◆ Provided text ◆
Opinion
MOSK, J.In In re Marriage of Gillmore (1981) 29 Cal.3d 418 [174 Cal.Rptr. 493, 629 P.2d 1] (hereafter sometimes Gillmore), we held that retirement benefits that an employee spouse earns during a marriage to a nonemployee spouse are community property. On dissolution of the marriage, such benefits are subject to equal division. When the employee spouse becomes eligible for retirement, he may choose to retire and receive benefits or to continue to work. That is to say, he may retire and thereby commence drawing from the stream of income that then begins to flow, with the result that the nonemployee spouse may start to draw her share of the community property interest as well; or he may continue to work and thereby forgo the income he would have drawn, with the result that the nonemployee spouse is compelled to forgo what would have been her share as well. In brief, the employee spouse has an initial choice of retiring or continuing to work. He is not permitted, however, to adversely affect the nonemployee spouse’s share by putting off his retirement. To prevent such an outcome, the nonemployee spouse too is allowed a choice. If the employee spouse continues to work, she may merely wait to draw her share when he commences to receive benefits (with the possibility of increase as a result of his then greater age, longer service, and/or higher salary); or she may demand immediate payment to compensate for what would have been her share (without such possibility of increase). Thus, the nonemployee spouse has a choice of delayed benefits or immediate payment. If she decides on the latter, the employee spouse is given another choice. He may make arrangements to meet her demand for immediate payment; or he may simply retire and allow her to draw her share. In a word, the employee spouse has a final choice of satisfaction or avoidance. (In re Marriage of Gillmore, supra, 29 Cal.3d at pp. 422-429.)
Plainly, if the employee spouse continues to work, and the nonemployee spouse chooses delayed benefits, she is entitled to obtain such benefits as of the date of his retirement.
The question presented is this: If the employee spouse continues to work, and the nonemployee spouse chooses immediate payment, as of what date is she entitled to obtain such payment?
*384I
In 1978, appellant Carlos V. Cornejo (hereafter Carlos) filed a petition in the San Francisco Superior Court seeking dissolution of his marriage of 21 years to respondent Joanne Lois Cornejo (hereafter Lois). Carlos was employed by the San Francisco Unified School District. He belonged to the State Teachers’ Retirement System (hereafter STRS), and would become eligible to retire when he reached 60 years of age, on May 16, 1989. STRS was joined in the dissolution proceeding as a party claimant and made an appearance. In 1979, the court entered an interlocutory judgment of dissolution in conformity with a marital settlement agreement between the parties. As a general matter, the court divided the community property equally: its division followed the parties’ resolution of the issues. But it retained jurisdiction expressly to determine the extent of the community property interest in Carlos’s retirement benefits in STRS and impliedly to make necessary and appropriate orders to ensure that each party would receive his or her share, directing Carlos not to make any encumbrance in the interim. Its retention of jurisdiction was with the consent of the parties, who had attempted but failed to resolve this issue themselves. In 1980, it entered a final judgment in accordance with the interlocutory judgment.

◆ Exercise brief ◆
Reproduce the passage of the court opinion word for word, starting at "Plainly, if the" and ending at "obtain such payment?". Nothing in the records is required to work with the court opinion.

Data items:
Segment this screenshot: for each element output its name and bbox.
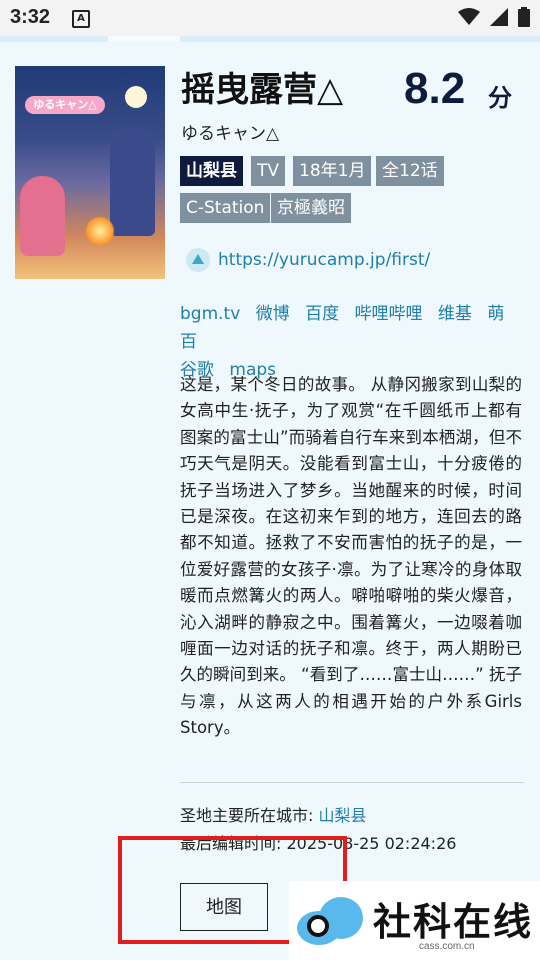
battery-icon xyxy=(518,7,530,27)
tag-director[interactable]: 京極義昭 xyxy=(271,193,351,223)
anime-poster[interactable]: ゆるキャン△ xyxy=(15,66,165,279)
tag-episodes[interactable]: 全12话 xyxy=(376,156,444,186)
status-icons xyxy=(458,7,530,27)
link-bilibili[interactable]: 哔哩哔哩 xyxy=(355,304,423,324)
status-bar: 3:32 A xyxy=(0,0,540,36)
wifi-icon xyxy=(458,8,480,25)
cloud-logo-icon xyxy=(297,897,365,945)
synopsis: 这是，某个冬日的故事。 从静冈搬家到山梨的女高中生·抚子，为了观赏“在千圆纸币上… xyxy=(180,375,522,738)
poster-figure xyxy=(20,176,65,256)
score-unit: 分 xyxy=(488,84,512,112)
homepage-url[interactable]: https://yurucamp.jp/first/ xyxy=(218,250,430,270)
original-title: ゆるキャン△ xyxy=(181,124,280,144)
anime-title: 摇曳露营△ xyxy=(181,70,344,110)
tab-indicator-strip xyxy=(0,36,540,42)
link-bgm[interactable]: bgm.tv xyxy=(180,304,240,324)
watermark: 社科在线 cass.com.cn xyxy=(289,881,540,960)
tag-date[interactable]: 18年1月 xyxy=(293,156,372,186)
link-baidu[interactable]: 百度 xyxy=(305,304,339,324)
app-notification-icon: A xyxy=(72,10,90,28)
link-wiki[interactable]: 维基 xyxy=(438,304,472,324)
homepage-link[interactable]: https://yurucamp.jp/first/ xyxy=(186,248,430,272)
tag-region[interactable]: 山梨县 xyxy=(180,156,243,186)
score-value: 8.2 xyxy=(404,64,466,113)
poster-logo: ゆるキャン△ xyxy=(25,96,105,114)
city-row: 圣地主要所在城市: 山梨县 xyxy=(180,802,367,826)
tab-indicator xyxy=(108,36,180,42)
camp-logo-icon xyxy=(186,248,210,272)
poster-figure xyxy=(110,126,155,236)
tag-studio[interactable]: C-Station xyxy=(180,193,271,223)
city-link[interactable]: 山梨县 xyxy=(319,806,367,825)
status-time: 3:32 xyxy=(10,6,51,28)
watermark-domain: cass.com.cn xyxy=(419,941,475,952)
tag-type[interactable]: TV xyxy=(251,156,286,186)
divider xyxy=(180,782,524,783)
watermark-brand: 社科在线 xyxy=(373,900,534,944)
poster-campfire xyxy=(85,216,115,246)
link-weibo[interactable]: 微博 xyxy=(256,304,290,324)
signal-icon xyxy=(490,8,508,26)
city-label: 圣地主要所在城市: xyxy=(180,806,314,825)
poster-moon xyxy=(125,86,147,108)
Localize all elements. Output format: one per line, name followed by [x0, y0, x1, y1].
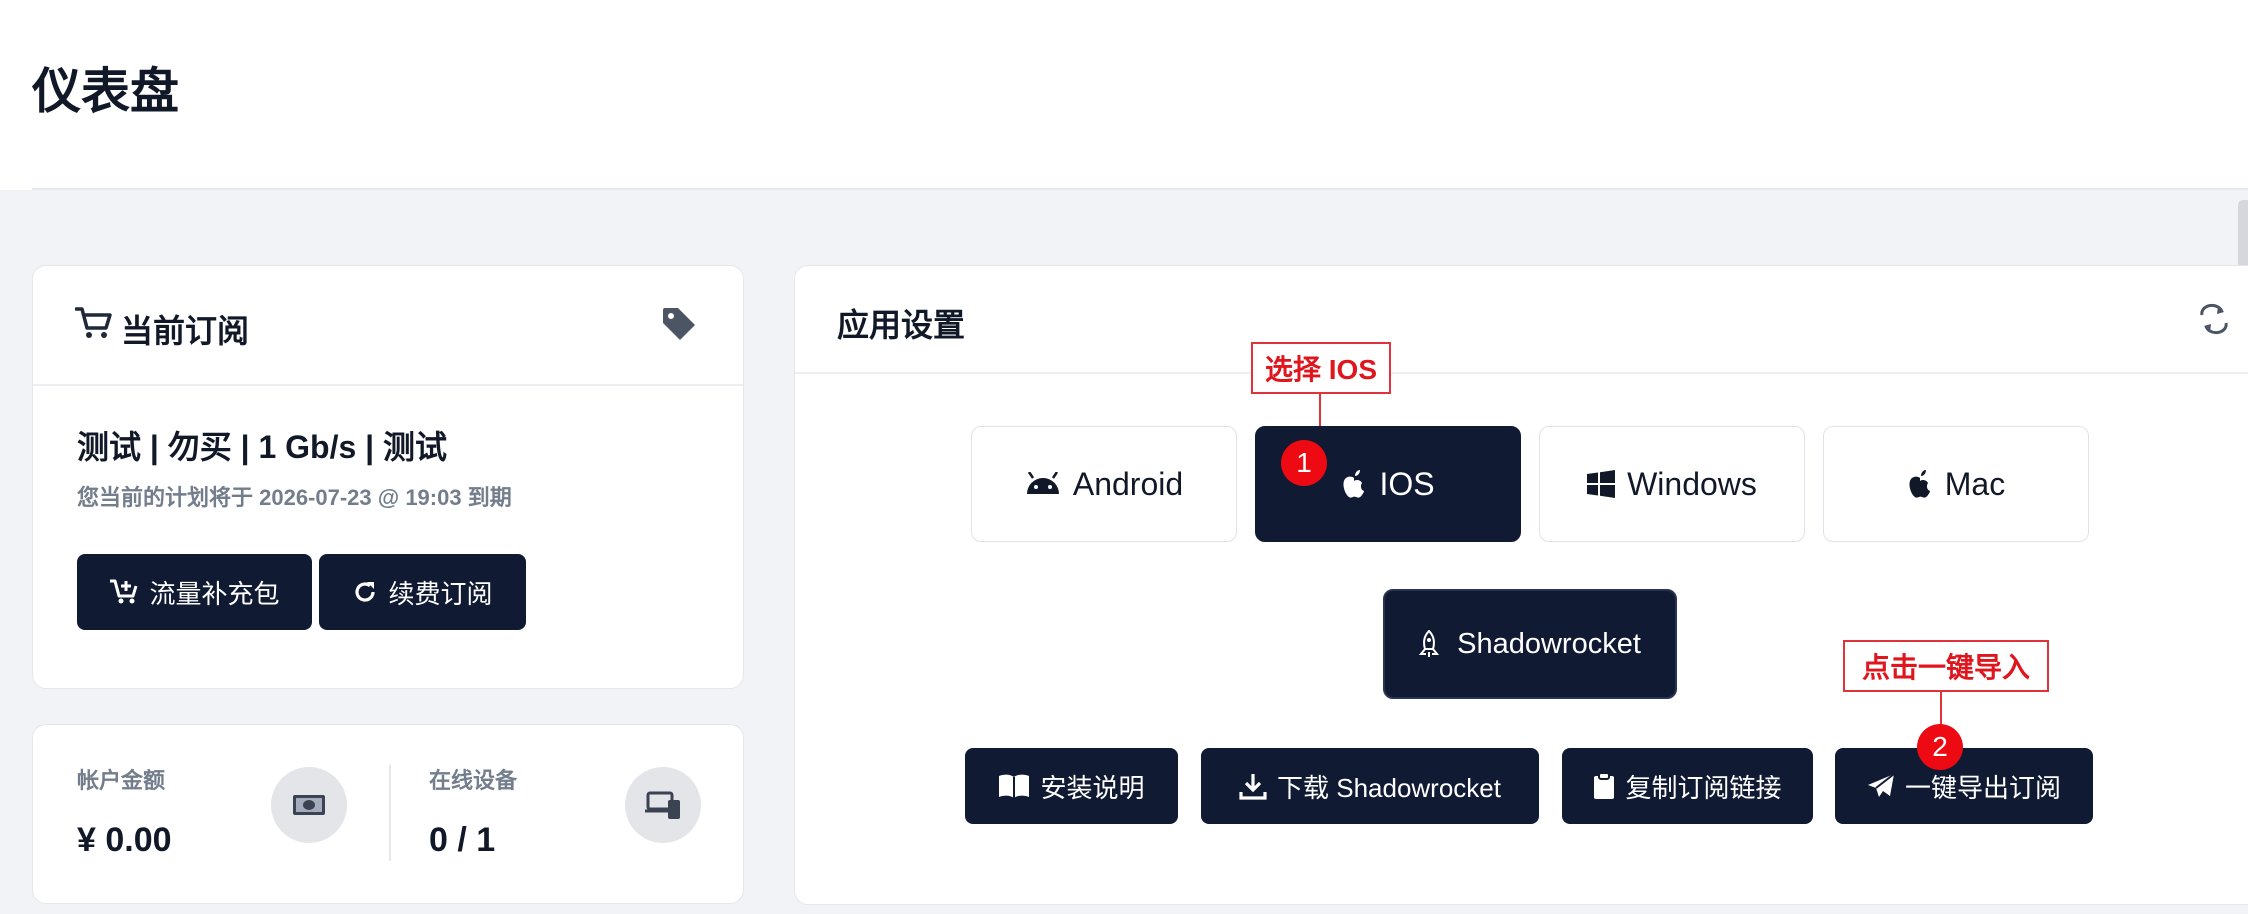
install-guide-label: 安装说明: [1040, 772, 1145, 803]
balance-label: 帐户金额: [77, 768, 166, 793]
traffic-package-label: 流量补充包: [149, 578, 280, 609]
client-shadowrocket[interactable]: Shadowrocket: [1383, 589, 1677, 699]
windows-icon: [1587, 470, 1616, 498]
cart-icon: [75, 307, 112, 338]
app-settings-title: 应用设置: [837, 307, 966, 343]
copy-subscription-link-button[interactable]: 复制订阅链接: [1562, 748, 1813, 824]
current-subscription-card: 当前订阅 测试 | 勿买 | 1 Gb/s | 测试 您当前的计划将于 2026…: [32, 265, 744, 689]
os-option-windows[interactable]: Windows: [1539, 426, 1805, 542]
balance-value: ¥ 0.00: [77, 821, 172, 859]
apple-icon: [1343, 470, 1365, 498]
traffic-package-button[interactable]: 流量补充包: [77, 554, 312, 630]
download-icon: [1239, 774, 1267, 800]
os-option-android[interactable]: Android: [971, 426, 1237, 542]
plan-name: 测试 | 勿买 | 1 Gb/s | 测试: [77, 429, 448, 465]
paper-plane-icon: [1867, 773, 1895, 797]
os-option-mac[interactable]: Mac: [1823, 426, 2089, 542]
copy-link-label: 复制订阅链接: [1625, 772, 1782, 803]
annotation-step1-marker: 1: [1281, 440, 1327, 486]
page-header: 仪表盘: [0, 0, 2248, 190]
account-stats-card: 帐户金额 ¥ 0.00 在线设备 0 / 1: [32, 724, 744, 904]
refresh-icon[interactable]: [2197, 302, 2231, 336]
card-header: 当前订阅: [33, 266, 743, 386]
annotation-step2-marker: 2: [1917, 724, 1963, 770]
page-title: 仪表盘: [32, 65, 180, 119]
redo-icon: [355, 582, 376, 602]
cart-plus-icon: [110, 579, 138, 604]
os-label-mac: Mac: [1944, 465, 2006, 502]
download-client-button[interactable]: 下载 Shadowrocket: [1201, 748, 1539, 824]
download-label: 下载 Shadowrocket: [1277, 772, 1501, 803]
clipboard-icon: [1594, 772, 1615, 799]
one-click-import-button[interactable]: 一键导出订阅: [1835, 748, 2093, 824]
devices-icon-wrap: [625, 767, 701, 843]
renew-subscription-button[interactable]: 续费订阅: [319, 554, 526, 630]
os-label-android: Android: [1072, 465, 1184, 502]
card-title: 当前订阅: [121, 313, 250, 349]
app-settings-header: 应用设置: [795, 266, 2248, 374]
apple-icon: [1909, 470, 1930, 498]
one-click-import-label: 一键导出订阅: [1904, 772, 2061, 803]
devices-label: 在线设备: [429, 768, 518, 793]
os-label-windows: Windows: [1627, 465, 1757, 502]
annotation-step1-label: 选择 IOS: [1251, 342, 1391, 394]
balance-icon-wrap: [271, 767, 347, 843]
app-settings-card: 应用设置 Android IOS Windows Mac Shadowrocke…: [794, 265, 2248, 905]
install-guide-button[interactable]: 安装说明: [965, 748, 1178, 824]
devices-value: 0 / 1: [429, 821, 496, 859]
renew-label: 续费订阅: [388, 578, 493, 609]
devices-icon: [645, 791, 680, 819]
annotation-step1-line: [1319, 394, 1321, 426]
os-label-ios: IOS: [1379, 465, 1435, 502]
tag-icon[interactable]: [661, 306, 697, 342]
plan-expiry: 您当前的计划将于 2026-07-23 @ 19:03 到期: [77, 485, 512, 510]
money-icon: [293, 795, 325, 815]
android-icon: [1026, 472, 1059, 494]
annotation-step2-label: 点击一键导入: [1843, 640, 2049, 692]
annotation-step2-line: [1940, 692, 1942, 726]
client-label: Shadowrocket: [1457, 627, 1641, 660]
stats-divider: [389, 765, 391, 861]
book-icon: [999, 774, 1030, 798]
rocket-icon: [1419, 630, 1440, 657]
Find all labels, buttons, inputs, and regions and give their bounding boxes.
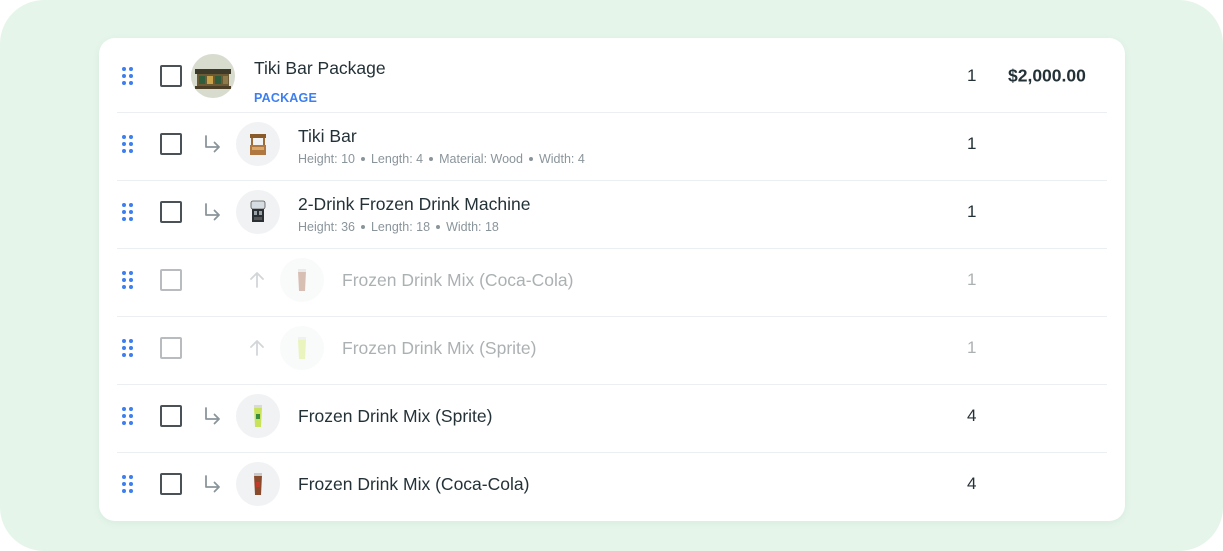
detail-width: Width: 18: [446, 220, 499, 234]
row-checkbox[interactable]: [160, 65, 182, 87]
detail-height: Height: 36: [298, 220, 355, 234]
item-quantity: 1: [967, 66, 977, 85]
detail-width: Width: 4: [538, 152, 585, 166]
item-quantity: 1: [967, 134, 977, 153]
sprite-cup-thumbnail: [280, 326, 324, 370]
cola-cup-thumbnail: [280, 258, 324, 302]
up-arrow-icon: [247, 270, 267, 290]
child-arrow-icon: [203, 134, 223, 154]
linked-item-row[interactable]: Frozen Drink Mix (Sprite) 1: [99, 317, 1125, 385]
drag-handle-icon[interactable]: [122, 407, 135, 425]
package-child-row[interactable]: Frozen Drink Mix (Coca-Cola) 4: [99, 453, 1125, 521]
package-child-row[interactable]: 2-Drink Frozen Drink Machine Height: 36 L…: [99, 181, 1125, 249]
item-title[interactable]: Frozen Drink Mix (Coca-Cola): [342, 270, 573, 291]
item-quantity: 1: [967, 270, 977, 289]
cola-cup-thumbnail: [236, 462, 280, 506]
item-title[interactable]: Frozen Drink Mix (Coca-Cola): [298, 474, 529, 495]
row-checkbox[interactable]: [160, 337, 182, 359]
item-title[interactable]: Tiki Bar Package: [254, 58, 386, 79]
package-row[interactable]: Tiki Bar Package PACKAGE 1 $2,000.00: [99, 45, 1125, 113]
package-child-row[interactable]: Tiki Bar Height: 10 Length: 4 Material: Wo…: [99, 113, 1125, 181]
item-price: $2,000.00: [1008, 65, 1086, 86]
child-arrow-icon: [203, 202, 223, 222]
app-background: Tiki Bar Package PACKAGE 1 $2,000.00 Tik…: [0, 0, 1223, 551]
item-title[interactable]: Tiki Bar: [298, 126, 357, 147]
item-quantity: 4: [967, 406, 977, 425]
item-details: Height: 10 Length: 4 Material: Wood Width: …: [298, 152, 585, 166]
tiki-bar-package-thumbnail: [191, 54, 235, 98]
row-checkbox[interactable]: [160, 269, 182, 291]
detail-material: Material: Wood: [439, 152, 523, 166]
linked-item-row[interactable]: Frozen Drink Mix (Coca-Cola) 1: [99, 249, 1125, 317]
drag-handle-icon[interactable]: [122, 475, 135, 493]
up-arrow-icon: [247, 338, 267, 358]
item-quantity: 1: [967, 202, 977, 221]
frozen-drink-machine-thumbnail: [236, 190, 280, 234]
drag-handle-icon[interactable]: [122, 271, 135, 289]
item-quantity: 1: [967, 338, 977, 357]
child-arrow-icon: [203, 406, 223, 426]
detail-length: Length: 18: [370, 220, 431, 234]
row-checkbox[interactable]: [160, 133, 182, 155]
sprite-cup-thumbnail: [236, 394, 280, 438]
detail-height: Height: 10: [298, 152, 355, 166]
item-title[interactable]: Frozen Drink Mix (Sprite): [298, 406, 492, 427]
drag-handle-icon[interactable]: [122, 135, 135, 153]
item-title[interactable]: Frozen Drink Mix (Sprite): [342, 338, 536, 359]
row-checkbox[interactable]: [160, 201, 182, 223]
item-details: Height: 36 Length: 18 Width: 18: [298, 220, 499, 234]
detail-length: Length: 4: [370, 152, 424, 166]
child-arrow-icon: [203, 474, 223, 494]
drag-handle-icon[interactable]: [122, 339, 135, 357]
package-items-card: Tiki Bar Package PACKAGE 1 $2,000.00 Tik…: [99, 38, 1125, 521]
row-checkbox[interactable]: [160, 405, 182, 427]
package-child-row[interactable]: Frozen Drink Mix (Sprite) 4: [99, 385, 1125, 453]
drag-handle-icon[interactable]: [122, 203, 135, 221]
row-checkbox[interactable]: [160, 473, 182, 495]
item-quantity: 4: [967, 474, 977, 493]
item-title[interactable]: 2-Drink Frozen Drink Machine: [298, 194, 530, 215]
package-badge: PACKAGE: [254, 91, 317, 105]
drag-handle-icon[interactable]: [122, 67, 135, 85]
tiki-bar-thumbnail: [236, 122, 280, 166]
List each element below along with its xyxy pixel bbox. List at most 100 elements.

◆ Answer to this problem ◆
Plainly, if the employee spouse continues to work, and the nonemployee spouse chooses delayed benefits, she is entitled to obtain such benefits as of the date of his retirement.
The question presented is this: If the employee spouse continues to work, and the nonemployee spouse chooses immediate payment, as of what date is she entitled to obtain such payment?